# [What to work on]
Lines holding the string "name" are the ones to copy; find them all in the data.

# [Figure data in JSON]
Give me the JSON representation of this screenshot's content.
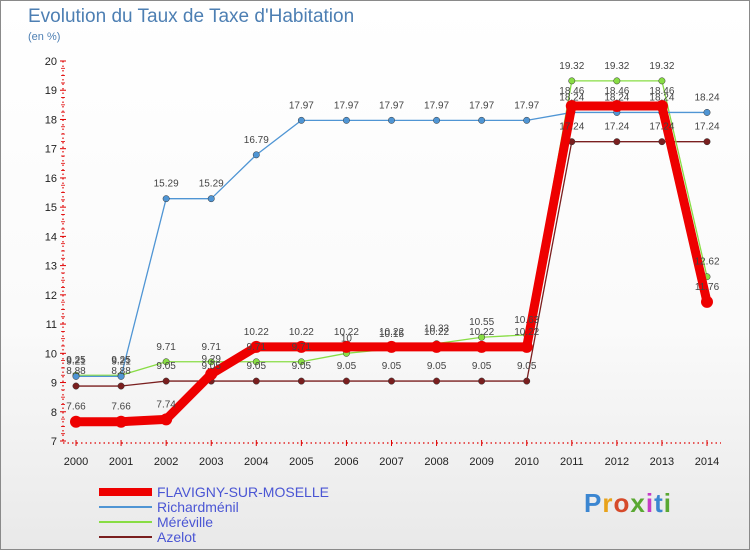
{
  "title": "Evolution du Taux de Taxe d'Habitation",
  "subtitle": "(en %)",
  "logo": "Proxiti",
  "chart_data": {
    "type": "line",
    "title": "Evolution du Taux de Taxe d'Habitation",
    "subtitle": "(en %)",
    "x": [
      2000,
      2001,
      2002,
      2003,
      2004,
      2005,
      2006,
      2007,
      2008,
      2009,
      2010,
      2011,
      2012,
      2013,
      2014
    ],
    "ylim": [
      7,
      20
    ],
    "yticks": [
      7,
      8,
      9,
      10,
      11,
      12,
      13,
      14,
      15,
      16,
      17,
      18,
      19,
      20
    ],
    "grid": false,
    "legend": "bottom-left",
    "series": [
      {
        "name": "FLAVIGNY-SUR-MOSELLE",
        "color": "#ee0000",
        "values": [
          7.66,
          7.66,
          7.74,
          9.29,
          10.22,
          10.22,
          10.22,
          10.22,
          10.22,
          10.22,
          10.22,
          18.46,
          18.46,
          18.46,
          11.76
        ],
        "labels": [
          "7.66",
          "7.66",
          "7.74",
          "9.29",
          "10.22",
          "10.22",
          "10.22",
          "10.22",
          "10.22",
          "10.22",
          "10.22",
          "18.46",
          "18.46",
          "18.46",
          "11.76"
        ]
      },
      {
        "name": "Richardménil",
        "color": "#4f95d4",
        "values": [
          9.21,
          9.21,
          15.29,
          15.29,
          16.79,
          17.97,
          17.97,
          17.97,
          17.97,
          17.97,
          17.97,
          18.24,
          18.24,
          18.24,
          18.24
        ],
        "labels": [
          "9.21",
          "9.21",
          "15.29",
          "15.29",
          "16.79",
          "17.97",
          "17.97",
          "17.97",
          "17.97",
          "17.97",
          "17.97",
          "18.24",
          "18.24",
          "18.24",
          "18.24"
        ]
      },
      {
        "name": "Méréville",
        "color": "#88dd44",
        "values": [
          9.25,
          9.25,
          9.71,
          9.71,
          9.71,
          9.71,
          10.0,
          10.15,
          10.33,
          10.55,
          10.63,
          19.32,
          19.32,
          19.32,
          12.62
        ],
        "labels": [
          "9.25",
          "9.25",
          "9.71",
          "9.71",
          "9.71",
          "9.71",
          "10",
          "10.15",
          "10.33",
          "10.55",
          "10.63",
          "19.32",
          "19.32",
          "19.32",
          "12.62"
        ]
      },
      {
        "name": "Azelot",
        "color": "#7a1f1f",
        "values": [
          8.88,
          8.88,
          9.05,
          9.05,
          9.05,
          9.05,
          9.05,
          9.05,
          9.05,
          9.05,
          9.05,
          17.24,
          17.24,
          17.24,
          17.24
        ],
        "labels": [
          "8.88",
          "8.88",
          "9.05",
          "9.05",
          "9.05",
          "9.05",
          "9.05",
          "9.05",
          "9.05",
          "9.05",
          "9.05",
          "17.24",
          "17.24",
          "17.24",
          "17.24"
        ]
      }
    ]
  }
}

# [Result of this exercise]
        "name": "FLAVIGNY-SUR-MOSELLE",
        "name": "Richardménil",
        "name": "Méréville",
        "name": "Azelot",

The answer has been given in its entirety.